◆ Exercise aim
In the records below, work out how many lines hold the word "работы". Report the number alone.

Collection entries

-------------------------

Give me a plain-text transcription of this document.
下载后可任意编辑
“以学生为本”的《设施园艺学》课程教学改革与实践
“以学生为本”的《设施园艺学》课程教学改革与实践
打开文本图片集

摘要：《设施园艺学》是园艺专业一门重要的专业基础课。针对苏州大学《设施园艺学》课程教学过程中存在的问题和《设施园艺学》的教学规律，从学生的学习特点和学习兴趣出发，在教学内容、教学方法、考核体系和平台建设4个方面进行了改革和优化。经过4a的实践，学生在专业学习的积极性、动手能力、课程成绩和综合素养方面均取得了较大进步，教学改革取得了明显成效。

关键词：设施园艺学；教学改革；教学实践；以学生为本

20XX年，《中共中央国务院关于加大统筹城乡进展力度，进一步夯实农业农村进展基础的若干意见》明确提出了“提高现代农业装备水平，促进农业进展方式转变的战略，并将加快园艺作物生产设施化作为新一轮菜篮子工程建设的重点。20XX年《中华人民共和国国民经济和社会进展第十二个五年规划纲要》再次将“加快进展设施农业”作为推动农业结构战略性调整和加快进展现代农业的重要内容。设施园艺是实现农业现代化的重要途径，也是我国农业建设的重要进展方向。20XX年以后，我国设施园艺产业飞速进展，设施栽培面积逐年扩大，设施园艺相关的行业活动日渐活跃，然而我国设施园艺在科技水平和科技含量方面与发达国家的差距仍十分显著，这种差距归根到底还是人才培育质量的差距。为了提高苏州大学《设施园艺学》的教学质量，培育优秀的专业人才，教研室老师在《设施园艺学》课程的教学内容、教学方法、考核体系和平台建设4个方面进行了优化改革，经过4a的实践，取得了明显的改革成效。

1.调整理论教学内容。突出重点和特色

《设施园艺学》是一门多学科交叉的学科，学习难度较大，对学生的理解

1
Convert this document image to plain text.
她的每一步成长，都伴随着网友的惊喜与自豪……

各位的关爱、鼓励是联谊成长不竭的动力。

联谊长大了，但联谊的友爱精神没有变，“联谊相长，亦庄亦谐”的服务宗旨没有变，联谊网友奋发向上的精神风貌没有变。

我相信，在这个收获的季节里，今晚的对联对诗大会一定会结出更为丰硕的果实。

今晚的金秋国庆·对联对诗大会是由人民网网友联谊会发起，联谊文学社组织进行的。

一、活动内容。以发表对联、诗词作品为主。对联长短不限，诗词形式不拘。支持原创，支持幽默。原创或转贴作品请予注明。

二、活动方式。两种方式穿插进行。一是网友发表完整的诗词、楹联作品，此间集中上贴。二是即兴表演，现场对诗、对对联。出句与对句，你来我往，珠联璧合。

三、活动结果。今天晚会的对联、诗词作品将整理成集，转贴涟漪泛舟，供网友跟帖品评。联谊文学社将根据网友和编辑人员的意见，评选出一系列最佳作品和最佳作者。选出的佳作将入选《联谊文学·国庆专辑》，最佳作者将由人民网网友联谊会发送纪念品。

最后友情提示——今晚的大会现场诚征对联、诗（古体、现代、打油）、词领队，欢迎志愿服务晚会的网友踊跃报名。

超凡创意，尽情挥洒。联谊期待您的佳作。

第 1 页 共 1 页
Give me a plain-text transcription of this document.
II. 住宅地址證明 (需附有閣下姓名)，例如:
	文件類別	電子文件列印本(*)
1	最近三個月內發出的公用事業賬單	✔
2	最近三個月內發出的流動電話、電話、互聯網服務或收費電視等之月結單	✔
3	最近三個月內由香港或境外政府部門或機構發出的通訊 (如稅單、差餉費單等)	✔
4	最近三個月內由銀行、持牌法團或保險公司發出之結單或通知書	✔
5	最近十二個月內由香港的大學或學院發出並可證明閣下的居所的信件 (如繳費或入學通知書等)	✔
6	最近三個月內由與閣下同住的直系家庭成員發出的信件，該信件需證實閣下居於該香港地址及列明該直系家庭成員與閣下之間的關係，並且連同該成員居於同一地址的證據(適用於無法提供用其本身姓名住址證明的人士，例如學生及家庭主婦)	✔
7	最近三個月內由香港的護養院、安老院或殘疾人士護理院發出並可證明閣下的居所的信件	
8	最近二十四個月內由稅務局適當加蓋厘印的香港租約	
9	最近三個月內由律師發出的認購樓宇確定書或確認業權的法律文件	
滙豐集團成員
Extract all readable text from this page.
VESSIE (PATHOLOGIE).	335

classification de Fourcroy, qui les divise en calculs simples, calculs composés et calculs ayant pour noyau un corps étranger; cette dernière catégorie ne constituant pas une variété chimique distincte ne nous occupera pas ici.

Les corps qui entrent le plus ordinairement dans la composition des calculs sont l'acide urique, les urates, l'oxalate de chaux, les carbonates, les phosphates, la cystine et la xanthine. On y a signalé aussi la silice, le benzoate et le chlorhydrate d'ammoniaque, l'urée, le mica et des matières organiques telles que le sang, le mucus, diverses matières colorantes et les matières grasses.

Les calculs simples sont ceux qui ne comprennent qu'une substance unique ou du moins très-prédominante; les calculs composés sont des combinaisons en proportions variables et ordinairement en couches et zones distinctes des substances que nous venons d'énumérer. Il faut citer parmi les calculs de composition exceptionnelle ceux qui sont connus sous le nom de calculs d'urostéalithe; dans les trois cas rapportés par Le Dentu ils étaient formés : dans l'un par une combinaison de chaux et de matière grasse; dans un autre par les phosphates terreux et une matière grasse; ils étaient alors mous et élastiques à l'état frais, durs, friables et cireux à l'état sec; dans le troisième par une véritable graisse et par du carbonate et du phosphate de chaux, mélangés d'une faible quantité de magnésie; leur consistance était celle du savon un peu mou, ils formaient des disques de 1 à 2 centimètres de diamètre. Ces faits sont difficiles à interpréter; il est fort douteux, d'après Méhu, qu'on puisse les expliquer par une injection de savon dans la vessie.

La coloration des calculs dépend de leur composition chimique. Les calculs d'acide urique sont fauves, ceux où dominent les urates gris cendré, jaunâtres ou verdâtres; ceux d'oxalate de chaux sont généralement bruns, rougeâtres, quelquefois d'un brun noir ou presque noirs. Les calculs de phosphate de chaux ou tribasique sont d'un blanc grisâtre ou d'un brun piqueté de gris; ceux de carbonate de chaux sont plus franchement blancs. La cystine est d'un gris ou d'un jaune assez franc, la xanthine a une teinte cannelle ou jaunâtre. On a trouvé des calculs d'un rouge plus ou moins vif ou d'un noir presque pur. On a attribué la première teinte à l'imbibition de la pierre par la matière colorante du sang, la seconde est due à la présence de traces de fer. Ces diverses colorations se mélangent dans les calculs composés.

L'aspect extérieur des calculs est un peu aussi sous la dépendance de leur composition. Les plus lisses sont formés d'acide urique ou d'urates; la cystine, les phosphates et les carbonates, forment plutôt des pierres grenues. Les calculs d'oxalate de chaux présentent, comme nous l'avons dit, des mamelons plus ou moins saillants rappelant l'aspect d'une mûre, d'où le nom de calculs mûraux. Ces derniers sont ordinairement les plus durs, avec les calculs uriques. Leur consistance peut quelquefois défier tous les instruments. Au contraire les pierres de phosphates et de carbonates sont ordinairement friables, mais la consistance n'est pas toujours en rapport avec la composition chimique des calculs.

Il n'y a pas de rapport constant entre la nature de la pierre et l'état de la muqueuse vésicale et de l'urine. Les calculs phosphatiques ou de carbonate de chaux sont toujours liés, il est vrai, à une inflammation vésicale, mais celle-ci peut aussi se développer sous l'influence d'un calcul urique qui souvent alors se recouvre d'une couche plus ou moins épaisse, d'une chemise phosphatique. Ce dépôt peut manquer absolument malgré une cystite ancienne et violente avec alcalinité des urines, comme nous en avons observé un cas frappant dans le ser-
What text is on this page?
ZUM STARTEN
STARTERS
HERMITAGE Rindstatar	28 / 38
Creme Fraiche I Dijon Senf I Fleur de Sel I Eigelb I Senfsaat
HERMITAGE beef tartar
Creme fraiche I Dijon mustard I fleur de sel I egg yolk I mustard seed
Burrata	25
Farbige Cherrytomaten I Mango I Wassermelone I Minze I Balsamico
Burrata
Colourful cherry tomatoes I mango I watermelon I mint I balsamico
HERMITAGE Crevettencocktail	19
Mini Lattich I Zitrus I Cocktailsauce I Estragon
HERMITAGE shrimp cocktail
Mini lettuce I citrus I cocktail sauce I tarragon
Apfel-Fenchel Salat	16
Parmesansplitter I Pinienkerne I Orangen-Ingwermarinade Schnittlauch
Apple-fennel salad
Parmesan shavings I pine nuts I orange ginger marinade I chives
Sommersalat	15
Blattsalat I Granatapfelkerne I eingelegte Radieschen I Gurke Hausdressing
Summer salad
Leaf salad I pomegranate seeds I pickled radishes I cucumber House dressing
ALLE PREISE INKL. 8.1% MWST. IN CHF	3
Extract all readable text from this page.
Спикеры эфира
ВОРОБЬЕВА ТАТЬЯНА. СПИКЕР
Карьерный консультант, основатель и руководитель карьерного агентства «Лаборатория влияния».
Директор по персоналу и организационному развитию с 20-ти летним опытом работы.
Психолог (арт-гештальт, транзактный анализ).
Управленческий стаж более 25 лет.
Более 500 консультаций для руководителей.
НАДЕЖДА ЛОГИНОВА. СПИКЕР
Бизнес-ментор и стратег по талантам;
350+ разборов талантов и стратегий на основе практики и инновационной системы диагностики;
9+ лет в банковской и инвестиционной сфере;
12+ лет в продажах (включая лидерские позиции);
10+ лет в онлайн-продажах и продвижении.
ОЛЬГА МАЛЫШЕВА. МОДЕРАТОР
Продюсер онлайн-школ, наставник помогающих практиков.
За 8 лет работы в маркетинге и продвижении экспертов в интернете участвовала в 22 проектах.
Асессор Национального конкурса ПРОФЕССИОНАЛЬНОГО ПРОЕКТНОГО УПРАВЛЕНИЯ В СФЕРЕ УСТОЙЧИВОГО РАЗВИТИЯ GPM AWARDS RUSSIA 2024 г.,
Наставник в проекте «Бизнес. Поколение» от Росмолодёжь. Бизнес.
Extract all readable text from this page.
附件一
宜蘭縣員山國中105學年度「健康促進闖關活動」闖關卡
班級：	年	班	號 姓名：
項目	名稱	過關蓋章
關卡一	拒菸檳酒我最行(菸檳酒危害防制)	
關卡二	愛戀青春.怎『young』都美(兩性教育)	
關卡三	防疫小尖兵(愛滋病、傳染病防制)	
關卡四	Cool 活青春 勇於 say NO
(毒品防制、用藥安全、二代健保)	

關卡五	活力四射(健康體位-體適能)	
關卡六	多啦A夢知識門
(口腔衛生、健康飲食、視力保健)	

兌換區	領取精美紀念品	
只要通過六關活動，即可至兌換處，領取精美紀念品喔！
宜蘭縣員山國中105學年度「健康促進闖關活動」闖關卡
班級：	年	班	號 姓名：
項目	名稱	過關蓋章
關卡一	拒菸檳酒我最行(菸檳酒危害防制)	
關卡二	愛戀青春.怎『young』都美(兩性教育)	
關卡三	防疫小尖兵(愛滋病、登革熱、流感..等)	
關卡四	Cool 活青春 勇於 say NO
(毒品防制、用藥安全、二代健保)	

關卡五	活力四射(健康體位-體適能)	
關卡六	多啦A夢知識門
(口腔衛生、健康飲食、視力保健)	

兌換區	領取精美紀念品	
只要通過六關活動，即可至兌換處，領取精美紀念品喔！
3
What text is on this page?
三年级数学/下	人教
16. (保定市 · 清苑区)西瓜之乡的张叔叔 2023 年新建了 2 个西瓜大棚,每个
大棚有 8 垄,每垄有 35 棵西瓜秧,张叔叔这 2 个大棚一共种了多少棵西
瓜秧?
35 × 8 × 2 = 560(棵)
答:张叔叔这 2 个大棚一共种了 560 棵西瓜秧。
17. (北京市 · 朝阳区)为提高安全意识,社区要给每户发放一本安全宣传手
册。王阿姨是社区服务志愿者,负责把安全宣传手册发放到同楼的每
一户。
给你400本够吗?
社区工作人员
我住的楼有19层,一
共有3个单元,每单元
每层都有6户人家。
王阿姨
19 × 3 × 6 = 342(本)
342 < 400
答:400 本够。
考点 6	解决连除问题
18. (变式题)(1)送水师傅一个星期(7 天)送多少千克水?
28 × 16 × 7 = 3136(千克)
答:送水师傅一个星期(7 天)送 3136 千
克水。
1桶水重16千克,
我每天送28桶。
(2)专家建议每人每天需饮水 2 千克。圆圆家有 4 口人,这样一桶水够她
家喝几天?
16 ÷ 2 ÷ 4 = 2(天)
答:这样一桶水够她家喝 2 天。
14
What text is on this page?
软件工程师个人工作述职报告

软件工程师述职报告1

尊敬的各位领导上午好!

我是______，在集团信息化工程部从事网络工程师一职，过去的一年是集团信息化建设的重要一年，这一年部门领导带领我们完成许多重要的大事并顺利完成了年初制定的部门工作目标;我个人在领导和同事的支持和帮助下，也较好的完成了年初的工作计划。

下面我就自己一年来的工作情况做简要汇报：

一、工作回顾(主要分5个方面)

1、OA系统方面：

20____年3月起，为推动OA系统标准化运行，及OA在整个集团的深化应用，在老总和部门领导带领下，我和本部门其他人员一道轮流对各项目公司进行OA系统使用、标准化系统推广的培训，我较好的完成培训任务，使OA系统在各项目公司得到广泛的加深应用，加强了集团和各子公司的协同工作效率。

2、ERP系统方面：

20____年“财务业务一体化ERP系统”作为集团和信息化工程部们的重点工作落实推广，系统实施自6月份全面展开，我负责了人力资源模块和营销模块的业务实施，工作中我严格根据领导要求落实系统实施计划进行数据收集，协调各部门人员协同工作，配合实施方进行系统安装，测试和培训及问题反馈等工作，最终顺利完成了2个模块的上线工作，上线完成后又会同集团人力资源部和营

-------------------------

◆ Response below
2